▶ **TASK BRIEF**
Pictures aside, write out every record exactly as it appears.

^^^^

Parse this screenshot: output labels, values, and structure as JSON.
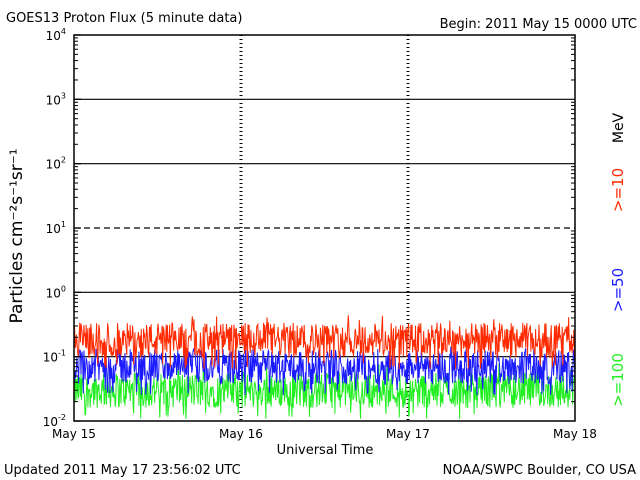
{
  "header": {
    "title": "GOES13 Proton Flux (5 minute data)",
    "begin": "Begin: 2011 May 15 0000 UTC"
  },
  "footer": {
    "updated": "Updated 2011 May 17 23:56:02 UTC",
    "credit": "NOAA/SWPC Boulder, CO USA"
  },
  "chart_data": {
    "type": "line",
    "title": "GOES13 Proton Flux (5 minute data)",
    "xlabel": "Universal Time",
    "ylabel": "Particles cm⁻²s⁻¹sr⁻¹",
    "y_scale": "log",
    "ylim": [
      0.01,
      10000
    ],
    "y_ticks": [
      {
        "value": 0.01,
        "base": "10",
        "exp": "-2"
      },
      {
        "value": 0.1,
        "base": "10",
        "exp": "-1"
      },
      {
        "value": 1,
        "base": "10",
        "exp": "0"
      },
      {
        "value": 10,
        "base": "10",
        "exp": "1"
      },
      {
        "value": 100,
        "base": "10",
        "exp": "2"
      },
      {
        "value": 1000,
        "base": "10",
        "exp": "3"
      },
      {
        "value": 10000,
        "base": "10",
        "exp": "4"
      }
    ],
    "x_ticks": [
      "May 15",
      "May 16",
      "May 17",
      "May 18"
    ],
    "xlim": [
      "2011-05-15T00:00",
      "2011-05-18T00:00"
    ],
    "unit_label": "MeV",
    "grid": true,
    "legend_position": "right",
    "series": [
      {
        "name": ">=10",
        "color": "#ff2a00",
        "typical": 0.18,
        "peak": 0.45
      },
      {
        "name": ">=50",
        "color": "#1a1aff",
        "typical": 0.07,
        "peak": 0.15
      },
      {
        "name": ">=100",
        "color": "#22ee22",
        "typical": 0.03,
        "peak": 0.08
      }
    ]
  }
}
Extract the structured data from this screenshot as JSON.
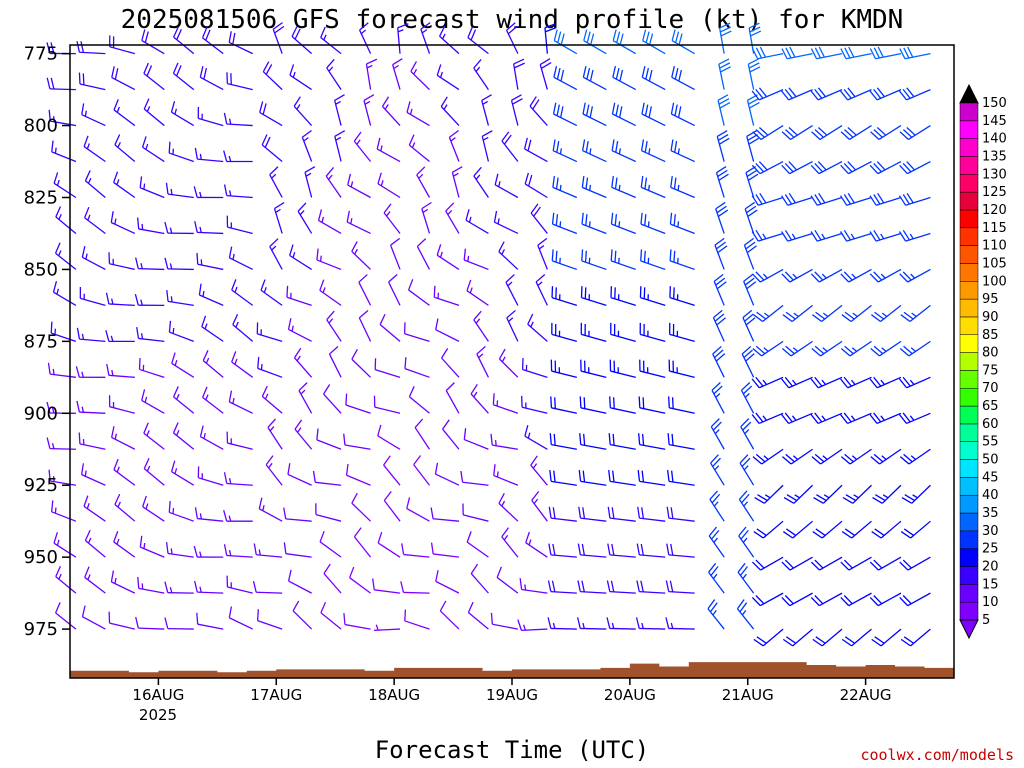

^^^^

▶ **THE SOLUTION**
Parse this screenshot: output labels, values, and structure as JSON.
{
  "header": {
    "title": "GOES13 Proton Flux (5 minute data)",
    "begin": "Begin: 2011 May 15 0000 UTC"
  },
  "footer": {
    "updated": "Updated 2011 May 17 23:56:02 UTC",
    "credit": "NOAA/SWPC Boulder, CO USA"
  },
  "chart_data": {
    "type": "line",
    "title": "GOES13 Proton Flux (5 minute data)",
    "xlabel": "Universal Time",
    "ylabel": "Particles cm⁻²s⁻¹sr⁻¹",
    "y_scale": "log",
    "ylim": [
      0.01,
      10000
    ],
    "y_ticks": [
      {
        "value": 0.01,
        "base": "10",
        "exp": "-2"
      },
      {
        "value": 0.1,
        "base": "10",
        "exp": "-1"
      },
      {
        "value": 1,
        "base": "10",
        "exp": "0"
      },
      {
        "value": 10,
        "base": "10",
        "exp": "1"
      },
      {
        "value": 100,
        "base": "10",
        "exp": "2"
      },
      {
        "value": 1000,
        "base": "10",
        "exp": "3"
      },
      {
        "value": 10000,
        "base": "10",
        "exp": "4"
      }
    ],
    "x_ticks": [
      "May 15",
      "May 16",
      "May 17",
      "May 18"
    ],
    "xlim": [
      "2011-05-15T00:00",
      "2011-05-18T00:00"
    ],
    "unit_label": "MeV",
    "grid": true,
    "legend_position": "right",
    "series": [
      {
        "name": ">=10",
        "color": "#ff2a00",
        "typical": 0.18,
        "peak": 0.45
      },
      {
        "name": ">=50",
        "color": "#1a1aff",
        "typical": 0.07,
        "peak": 0.15
      },
      {
        "name": ">=100",
        "color": "#22ee22",
        "typical": 0.03,
        "peak": 0.08
      }
    ]
  }
}
Extract the structured data from this screenshot as JSON.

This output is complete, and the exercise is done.